Written task: Give back the full listing, character for character, with no pictures.

Input data:
..........

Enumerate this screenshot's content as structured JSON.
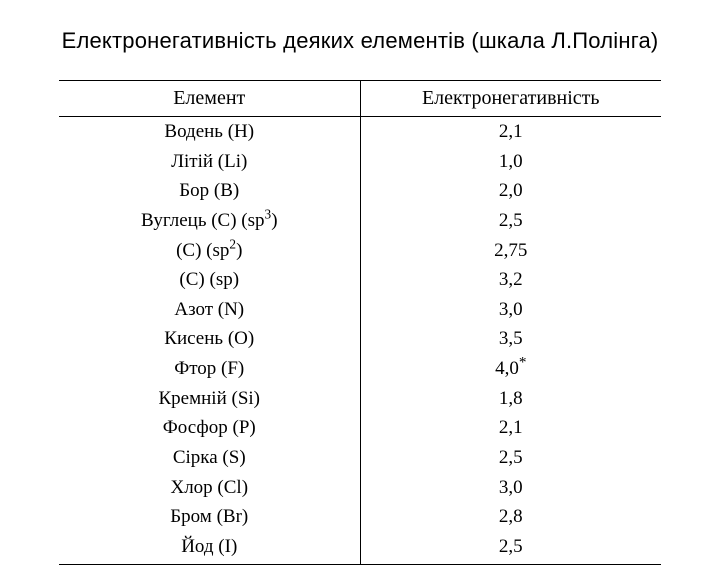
{
  "title": "Електронегативність деяких елементів (шкала Л.Полінга)",
  "table": {
    "columns": [
      "Елемент",
      "Електронегативність"
    ],
    "col_widths": [
      "50%",
      "50%"
    ],
    "header_fontsize": 20,
    "body_fontsize": 19,
    "font_family": "Times New Roman",
    "border_color": "#000000",
    "background_color": "#ffffff",
    "text_color": "#000000",
    "rows": [
      {
        "element_base": "Водень (H)",
        "element_sup": "",
        "value": "2,1",
        "value_mark": ""
      },
      {
        "element_base": "Літій (Li)",
        "element_sup": "",
        "value": "1,0",
        "value_mark": ""
      },
      {
        "element_base": "Бор (B)",
        "element_sup": "",
        "value": "2,0",
        "value_mark": ""
      },
      {
        "element_base": "Вуглець (C) (sp",
        "element_sup": "3",
        "element_tail": ")",
        "value": "2,5",
        "value_mark": ""
      },
      {
        "element_base": "(C) (sp",
        "element_sup": "2",
        "element_tail": ")",
        "value": "2,75",
        "value_mark": ""
      },
      {
        "element_base": "(C) (sp)",
        "element_sup": "",
        "value": "3,2",
        "value_mark": ""
      },
      {
        "element_base": "Азот (N)",
        "element_sup": "",
        "value": "3,0",
        "value_mark": ""
      },
      {
        "element_base": "Кисень (O)",
        "element_sup": "",
        "value": "3,5",
        "value_mark": ""
      },
      {
        "element_base": "Фтор (F)",
        "element_sup": "",
        "value": "4,0",
        "value_mark": "*"
      },
      {
        "element_base": "Кремній (Si)",
        "element_sup": "",
        "value": "1,8",
        "value_mark": ""
      },
      {
        "element_base": "Фосфор (P)",
        "element_sup": "",
        "value": "2,1",
        "value_mark": ""
      },
      {
        "element_base": "Сірка (S)",
        "element_sup": "",
        "value": "2,5",
        "value_mark": ""
      },
      {
        "element_base": "Хлор (Cl)",
        "element_sup": "",
        "value": "3,0",
        "value_mark": ""
      },
      {
        "element_base": "Бром (Br)",
        "element_sup": "",
        "value": "2,8",
        "value_mark": ""
      },
      {
        "element_base": "Йод (I)",
        "element_sup": "",
        "value": "2,5",
        "value_mark": ""
      }
    ]
  }
}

..........

Exercise result:
Enumerate this screenshot's content as structured JSON.
{
  "title": "Електронегативність деяких елементів (шкала Л.Полінга)",
  "table": {
    "columns": [
      "Елемент",
      "Електронегативність"
    ],
    "col_widths": [
      "50%",
      "50%"
    ],
    "header_fontsize": 20,
    "body_fontsize": 19,
    "font_family": "Times New Roman",
    "border_color": "#000000",
    "background_color": "#ffffff",
    "text_color": "#000000",
    "rows": [
      {
        "element_base": "Водень (H)",
        "element_sup": "",
        "value": "2,1",
        "value_mark": ""
      },
      {
        "element_base": "Літій (Li)",
        "element_sup": "",
        "value": "1,0",
        "value_mark": ""
      },
      {
        "element_base": "Бор (B)",
        "element_sup": "",
        "value": "2,0",
        "value_mark": ""
      },
      {
        "element_base": "Вуглець (C) (sp",
        "element_sup": "3",
        "element_tail": ")",
        "value": "2,5",
        "value_mark": ""
      },
      {
        "element_base": "(C) (sp",
        "element_sup": "2",
        "element_tail": ")",
        "value": "2,75",
        "value_mark": ""
      },
      {
        "element_base": "(C) (sp)",
        "element_sup": "",
        "value": "3,2",
        "value_mark": ""
      },
      {
        "element_base": "Азот (N)",
        "element_sup": "",
        "value": "3,0",
        "value_mark": ""
      },
      {
        "element_base": "Кисень (O)",
        "element_sup": "",
        "value": "3,5",
        "value_mark": ""
      },
      {
        "element_base": "Фтор (F)",
        "element_sup": "",
        "value": "4,0",
        "value_mark": "*"
      },
      {
        "element_base": "Кремній (Si)",
        "element_sup": "",
        "value": "1,8",
        "value_mark": ""
      },
      {
        "element_base": "Фосфор (P)",
        "element_sup": "",
        "value": "2,1",
        "value_mark": ""
      },
      {
        "element_base": "Сірка (S)",
        "element_sup": "",
        "value": "2,5",
        "value_mark": ""
      },
      {
        "element_base": "Хлор (Cl)",
        "element_sup": "",
        "value": "3,0",
        "value_mark": ""
      },
      {
        "element_base": "Бром (Br)",
        "element_sup": "",
        "value": "2,8",
        "value_mark": ""
      },
      {
        "element_base": "Йод (I)",
        "element_sup": "",
        "value": "2,5",
        "value_mark": ""
      }
    ]
  }
}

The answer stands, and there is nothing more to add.